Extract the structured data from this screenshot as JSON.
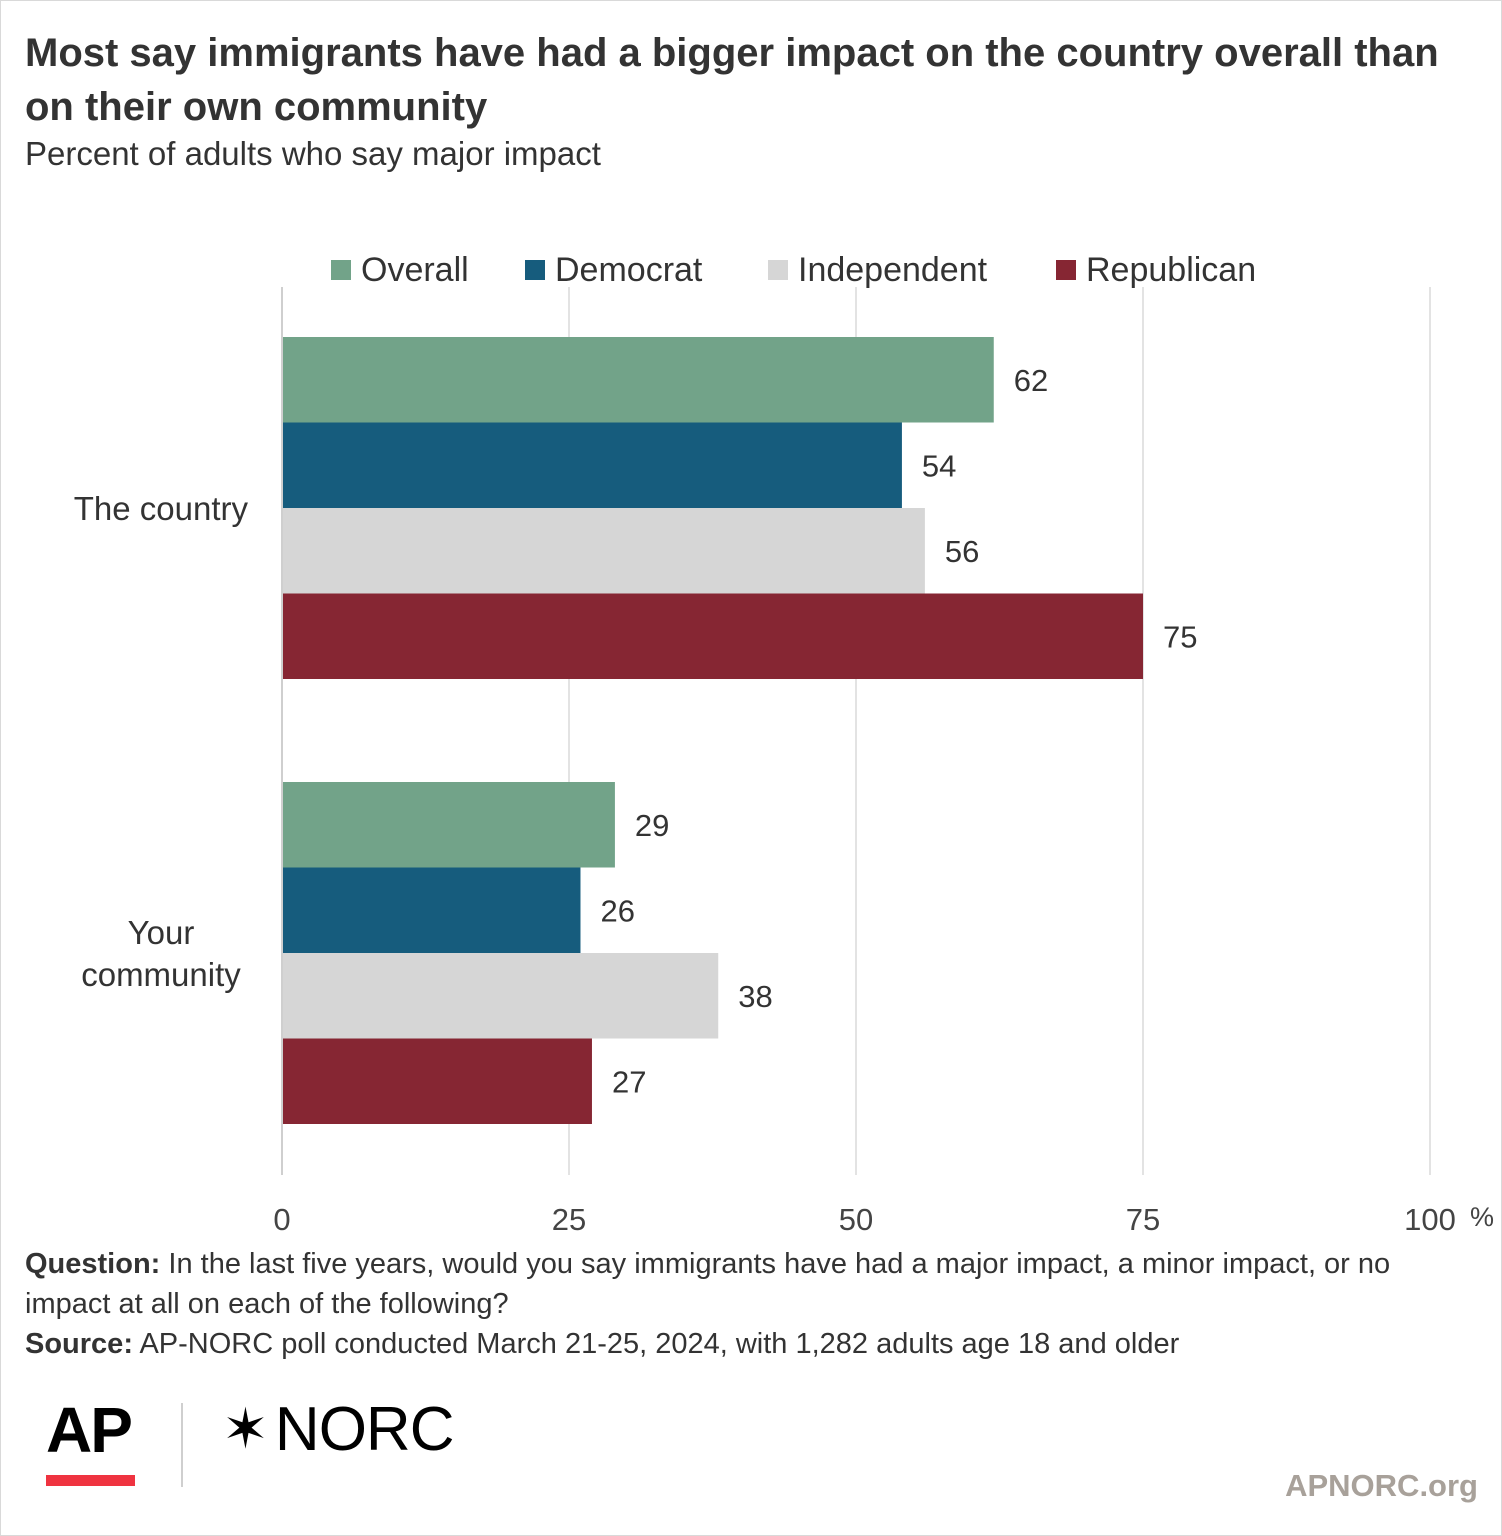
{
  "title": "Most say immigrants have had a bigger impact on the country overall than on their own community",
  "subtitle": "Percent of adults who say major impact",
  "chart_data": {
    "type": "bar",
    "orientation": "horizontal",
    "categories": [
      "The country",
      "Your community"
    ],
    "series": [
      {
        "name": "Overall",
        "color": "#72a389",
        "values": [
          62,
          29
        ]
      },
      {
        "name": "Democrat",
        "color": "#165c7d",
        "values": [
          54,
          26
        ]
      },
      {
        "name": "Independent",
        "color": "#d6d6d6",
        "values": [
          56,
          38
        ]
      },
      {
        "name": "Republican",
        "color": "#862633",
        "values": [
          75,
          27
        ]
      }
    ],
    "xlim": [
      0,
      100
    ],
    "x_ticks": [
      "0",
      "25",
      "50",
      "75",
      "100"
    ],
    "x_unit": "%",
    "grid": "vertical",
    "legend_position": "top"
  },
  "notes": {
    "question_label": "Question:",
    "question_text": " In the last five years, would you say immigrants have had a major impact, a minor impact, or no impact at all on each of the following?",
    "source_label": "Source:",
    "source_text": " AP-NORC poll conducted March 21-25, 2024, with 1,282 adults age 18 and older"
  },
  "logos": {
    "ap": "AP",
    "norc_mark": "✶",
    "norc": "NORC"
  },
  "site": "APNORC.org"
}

* **GOAL OF THE EXERCISE**:
Copy each line of the entries that includes the word "color".

* **TASK OUTPUT**:
        "color": "#72a389",
        "color": "#165c7d",
        "color": "#d6d6d6",
        "color": "#862633",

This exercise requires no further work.